_Collected data_:
--

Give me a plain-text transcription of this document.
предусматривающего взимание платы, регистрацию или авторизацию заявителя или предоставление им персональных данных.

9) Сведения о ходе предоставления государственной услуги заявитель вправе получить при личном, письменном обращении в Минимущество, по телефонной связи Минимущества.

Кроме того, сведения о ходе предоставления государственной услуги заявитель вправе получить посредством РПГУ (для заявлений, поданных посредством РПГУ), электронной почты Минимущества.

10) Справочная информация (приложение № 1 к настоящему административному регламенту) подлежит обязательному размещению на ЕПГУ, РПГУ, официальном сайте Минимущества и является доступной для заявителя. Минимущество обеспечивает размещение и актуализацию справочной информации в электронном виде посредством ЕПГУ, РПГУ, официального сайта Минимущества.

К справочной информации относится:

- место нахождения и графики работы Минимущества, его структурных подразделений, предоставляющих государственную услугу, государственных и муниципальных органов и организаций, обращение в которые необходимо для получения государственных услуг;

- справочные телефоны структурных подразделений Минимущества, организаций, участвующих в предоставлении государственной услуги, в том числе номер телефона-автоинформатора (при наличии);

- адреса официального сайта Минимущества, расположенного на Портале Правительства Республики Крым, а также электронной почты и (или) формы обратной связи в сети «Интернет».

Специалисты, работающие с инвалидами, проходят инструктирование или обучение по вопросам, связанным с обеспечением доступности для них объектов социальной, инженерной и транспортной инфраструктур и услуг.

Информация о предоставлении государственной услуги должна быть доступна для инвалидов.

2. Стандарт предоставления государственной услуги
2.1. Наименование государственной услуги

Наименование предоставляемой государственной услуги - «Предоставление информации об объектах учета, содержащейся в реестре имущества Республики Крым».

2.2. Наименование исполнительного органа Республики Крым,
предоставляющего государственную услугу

--

_WHAT TO PRODUCE_: Type out all of the material again, word for word.

_ANSWER TO THIS PROBLEM_:
Give me a plain-text transcription of this document.
предусматривающего взимание платы, регистрацию или авторизацию заявителя или предоставление им персональных данных.

9) Сведения о ходе предоставления государственной услуги заявитель вправе получить при личном, письменном обращении в Минимущество, по телефонной связи Минимущества.

Кроме того, сведения о ходе предоставления государственной услуги заявитель вправе получить посредством РПГУ (для заявлений, поданных посредством РПГУ), электронной почты Минимущества.

10) Справочная информация (приложение № 1 к настоящему административному регламенту) подлежит обязательному размещению на ЕПГУ, РПГУ, официальном сайте Минимущества и является доступной для заявителя. Минимущество обеспечивает размещение и актуализацию справочной информации в электронном виде посредством ЕПГУ, РПГУ, официального сайта Минимущества.

К справочной информации относится:

- место нахождения и графики работы Минимущества, его структурных подразделений, предоставляющих государственную услугу, государственных и муниципальных органов и организаций, обращение в которые необходимо для получения государственных услуг;

- справочные телефоны структурных подразделений Минимущества, организаций, участвующих в предоставлении государственной услуги, в том числе номер телефона-автоинформатора (при наличии);

- адреса официального сайта Минимущества, расположенного на Портале Правительства Республики Крым, а также электронной почты и (или) формы обратной связи в сети «Интернет».

Специалисты, работающие с инвалидами, проходят инструктирование или обучение по вопросам, связанным с обеспечением доступности для них объектов социальной, инженерной и транспортной инфраструктур и услуг.

Информация о предоставлении государственной услуги должна быть доступна для инвалидов.

2. Стандарт предоставления государственной услуги
2.1. Наименование государственной услуги

Наименование предоставляемой государственной услуги - «Предоставление информации об объектах учета, содержащейся в реестре имущества Республики Крым».

2.2. Наименование исполнительного органа Республики Крым,
предоставляющего государственную услугу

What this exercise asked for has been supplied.